EXERCISE GOAL
Leave out the pictures and copy everything else in the entries exactly.

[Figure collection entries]

* Begin *

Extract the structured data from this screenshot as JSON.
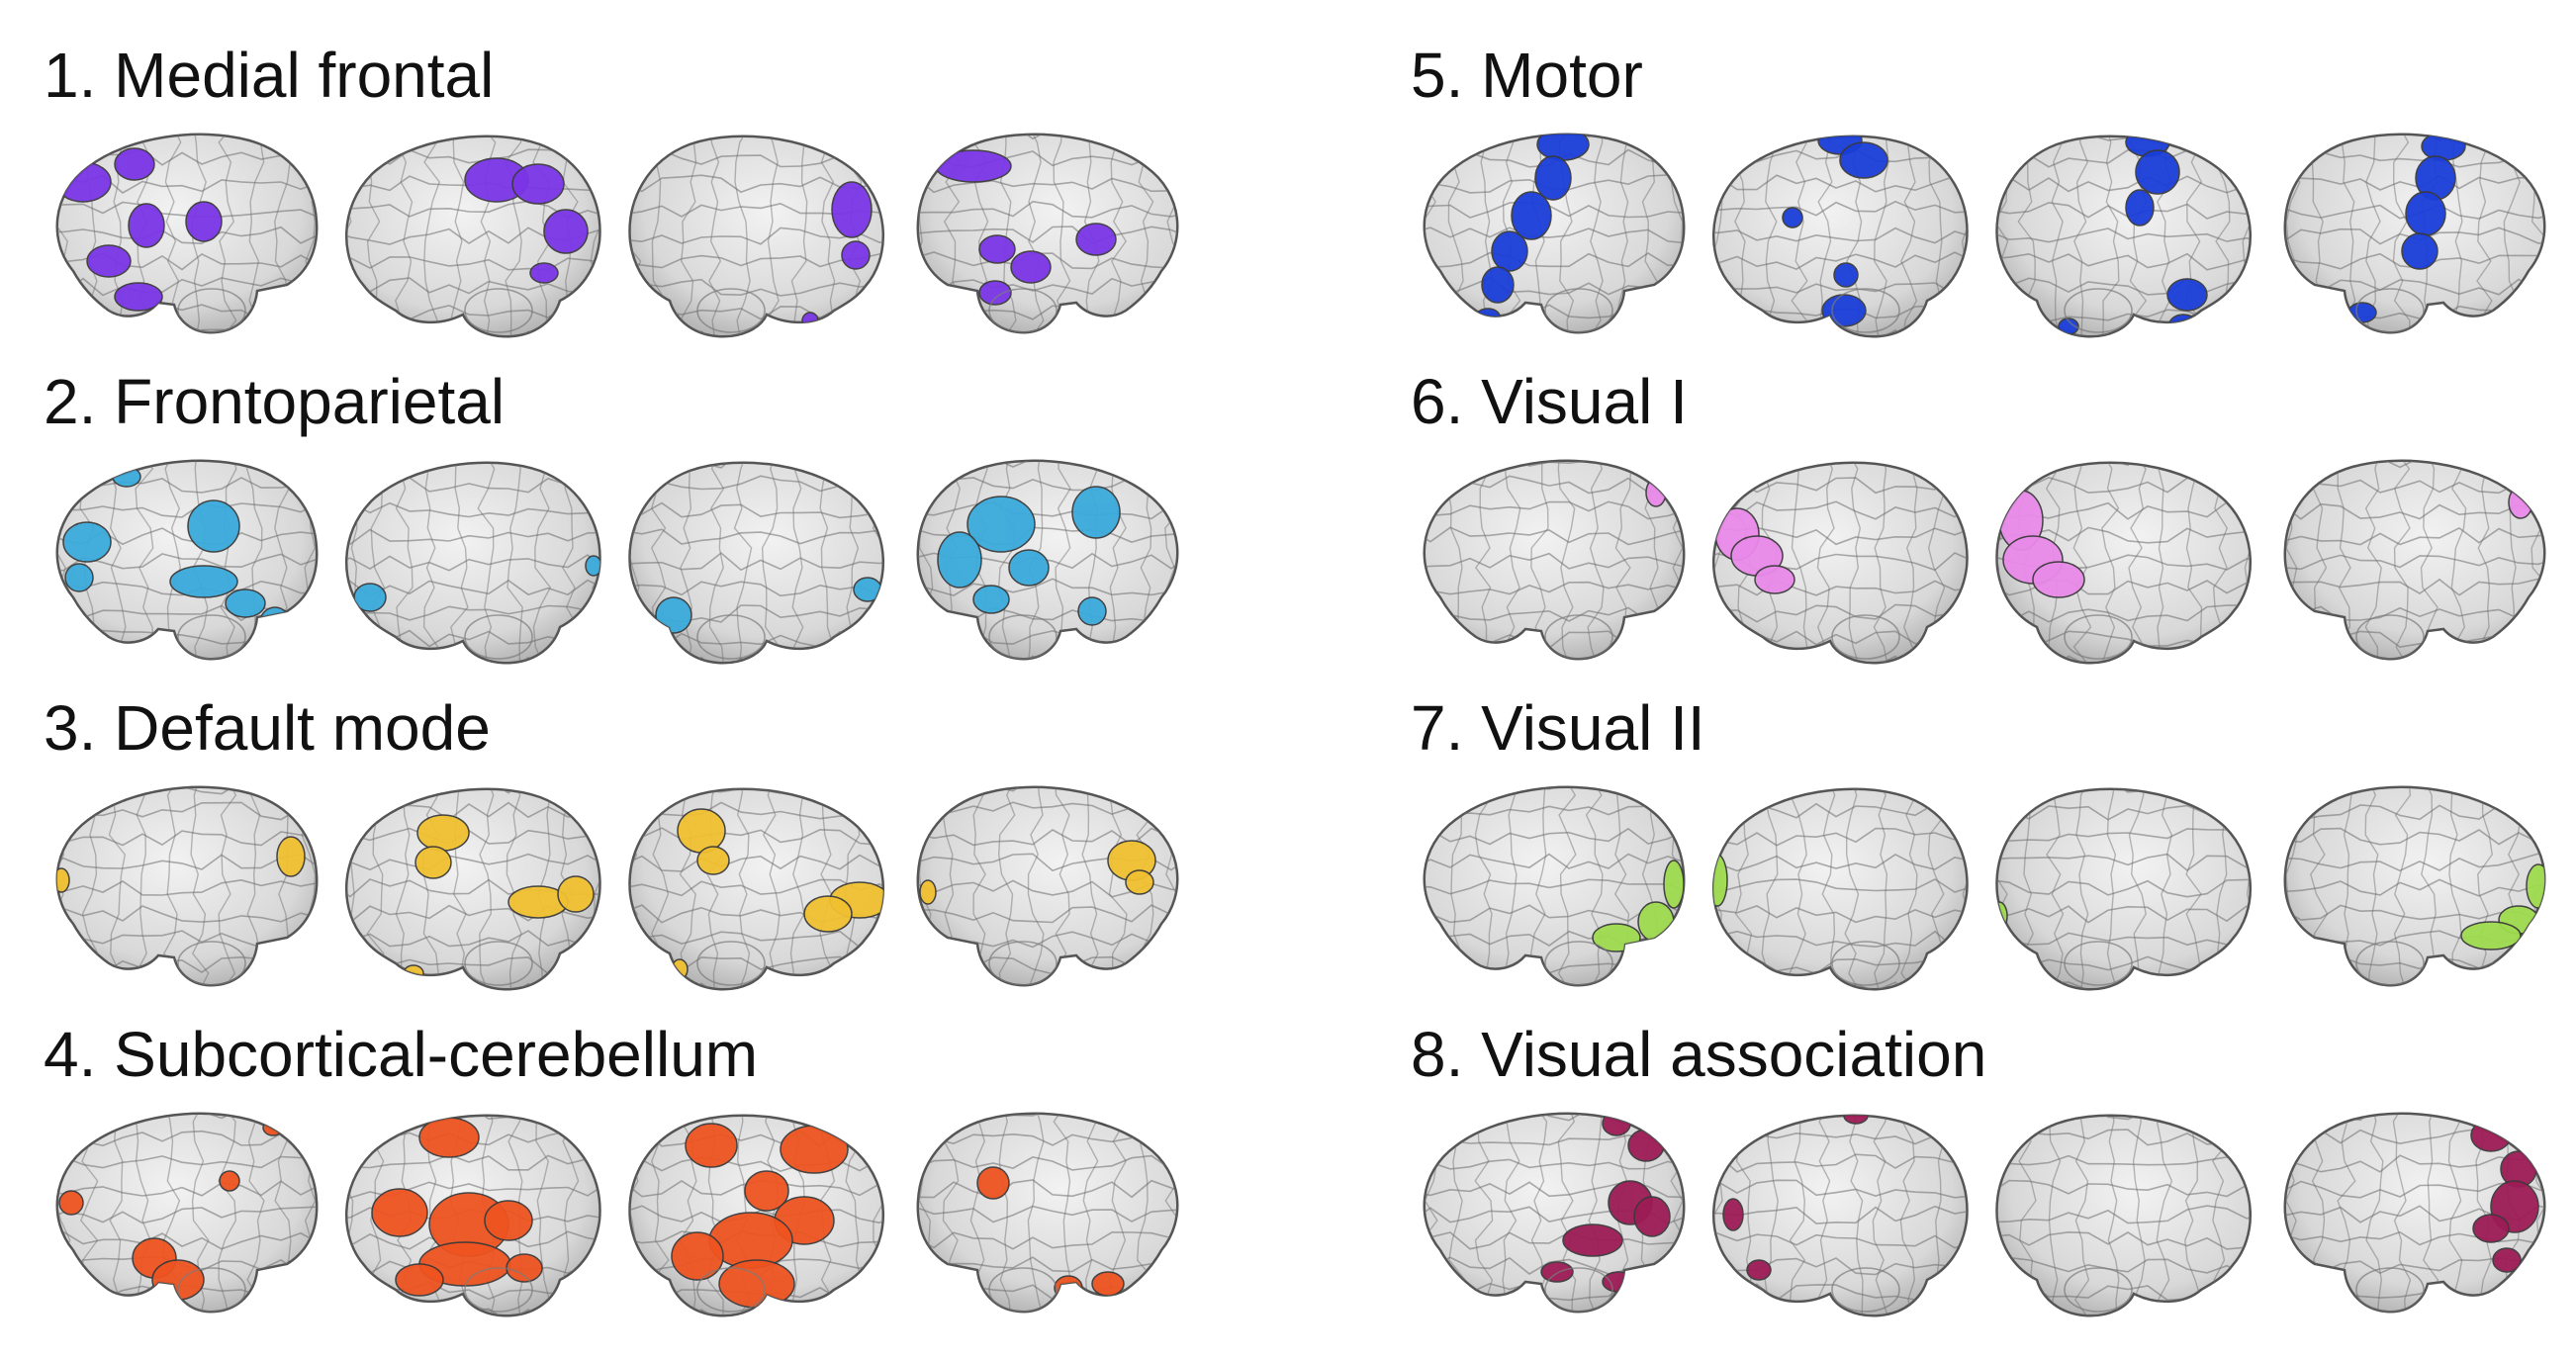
{
  "figure": {
    "panels": [
      {
        "id": "medial-frontal",
        "title": "1. Medial frontal",
        "color": "#7b35e6"
      },
      {
        "id": "frontoparietal",
        "title": "2. Frontoparietal",
        "color": "#3aaadc"
      },
      {
        "id": "default-mode",
        "title": "3. Default mode",
        "color": "#f0c030"
      },
      {
        "id": "subcortical-cerebellum",
        "title": "4. Subcortical-cerebellum",
        "color": "#ef5420"
      },
      {
        "id": "motor",
        "title": "5. Motor",
        "color": "#1a3ed9"
      },
      {
        "id": "visual-i",
        "title": "6. Visual I",
        "color": "#e98ae9"
      },
      {
        "id": "visual-ii",
        "title": "7. Visual II",
        "color": "#9fdc4e"
      },
      {
        "id": "visual-association",
        "title": "8. Visual association",
        "color": "#9c1c56"
      }
    ],
    "views": [
      "left-lateral",
      "left-medial",
      "right-medial",
      "right-lateral"
    ]
  }
}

* End *

RESULT FOR THIS EXERCISE
Extract the structured data from this screenshot as JSON.
{
  "figure": {
    "panels": [
      {
        "id": "medial-frontal",
        "title": "1. Medial frontal",
        "color": "#7b35e6"
      },
      {
        "id": "frontoparietal",
        "title": "2. Frontoparietal",
        "color": "#3aaadc"
      },
      {
        "id": "default-mode",
        "title": "3. Default mode",
        "color": "#f0c030"
      },
      {
        "id": "subcortical-cerebellum",
        "title": "4. Subcortical-cerebellum",
        "color": "#ef5420"
      },
      {
        "id": "motor",
        "title": "5. Motor",
        "color": "#1a3ed9"
      },
      {
        "id": "visual-i",
        "title": "6. Visual I",
        "color": "#e98ae9"
      },
      {
        "id": "visual-ii",
        "title": "7. Visual II",
        "color": "#9fdc4e"
      },
      {
        "id": "visual-association",
        "title": "8. Visual association",
        "color": "#9c1c56"
      }
    ],
    "views": [
      "left-lateral",
      "left-medial",
      "right-medial",
      "right-lateral"
    ]
  }
}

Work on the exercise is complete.